═════ Material provided ═════
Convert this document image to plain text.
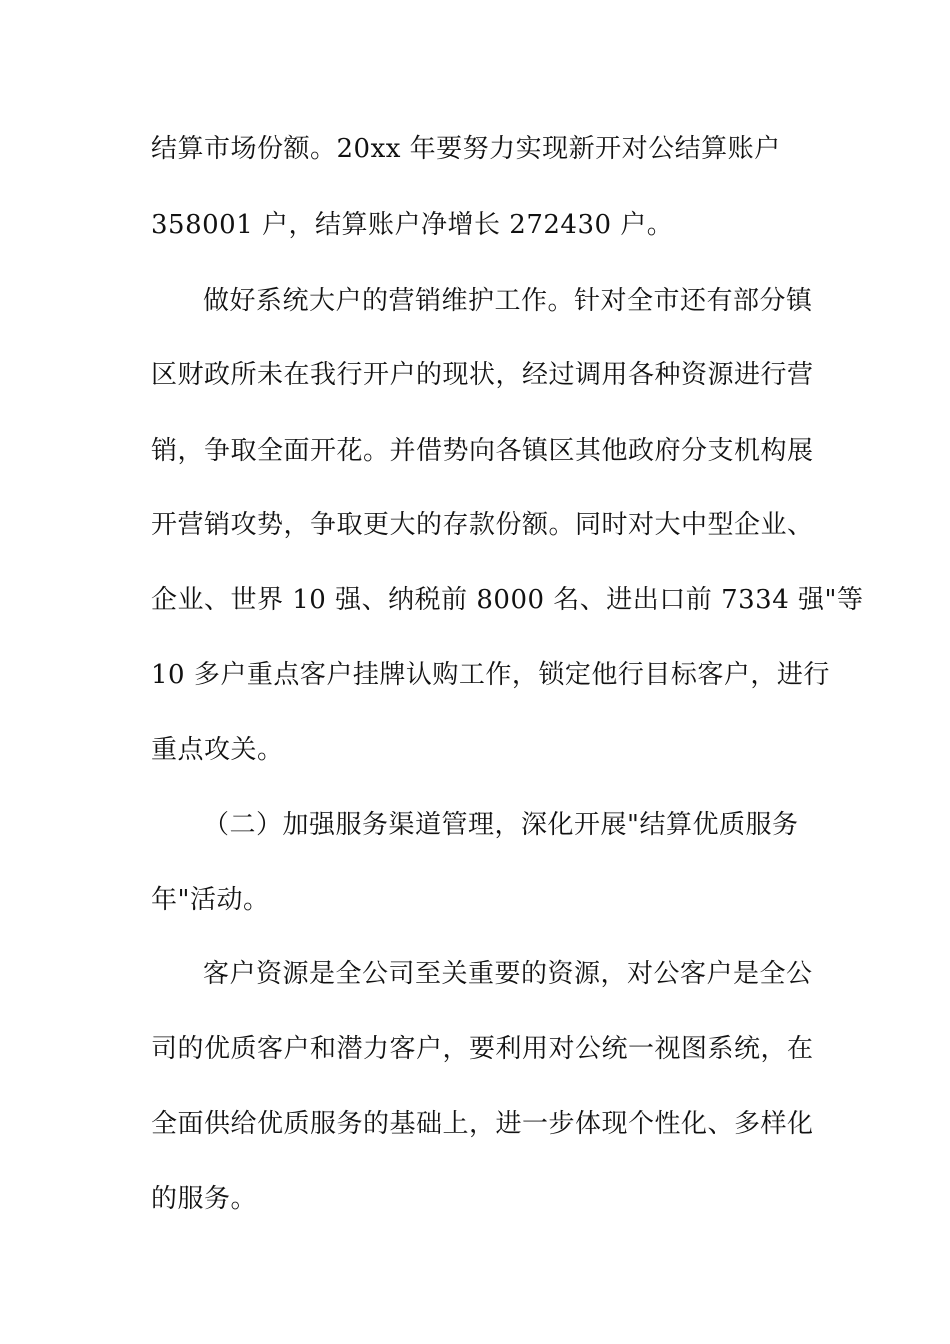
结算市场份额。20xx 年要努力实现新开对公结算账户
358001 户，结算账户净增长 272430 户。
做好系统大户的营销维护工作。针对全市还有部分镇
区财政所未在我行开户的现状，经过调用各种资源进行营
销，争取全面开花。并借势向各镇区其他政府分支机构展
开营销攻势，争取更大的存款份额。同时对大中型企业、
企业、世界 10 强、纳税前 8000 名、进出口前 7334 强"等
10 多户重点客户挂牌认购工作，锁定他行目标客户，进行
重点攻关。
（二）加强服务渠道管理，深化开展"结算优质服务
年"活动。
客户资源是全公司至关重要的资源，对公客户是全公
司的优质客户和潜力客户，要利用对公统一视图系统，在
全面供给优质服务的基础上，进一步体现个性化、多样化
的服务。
═════
Every entry must be transcribed exactly. Pictures do not belong in the copy.

Solution for this task =>
Convert this document image to plain text.
结算市场份额。20xx 年要努力实现新开对公结算账户
358001 户，结算账户净增长 272430 户。
做好系统大户的营销维护工作。针对全市还有部分镇
区财政所未在我行开户的现状，经过调用各种资源进行营
销，争取全面开花。并借势向各镇区其他政府分支机构展
开营销攻势，争取更大的存款份额。同时对大中型企业、
企业、世界 10 强、纳税前 8000 名、进出口前 7334 强"等
10 多户重点客户挂牌认购工作，锁定他行目标客户，进行
重点攻关。
（二）加强服务渠道管理，深化开展"结算优质服务
年"活动。
客户资源是全公司至关重要的资源，对公客户是全公
司的优质客户和潜力客户，要利用对公统一视图系统，在
全面供给优质服务的基础上，进一步体现个性化、多样化
的服务。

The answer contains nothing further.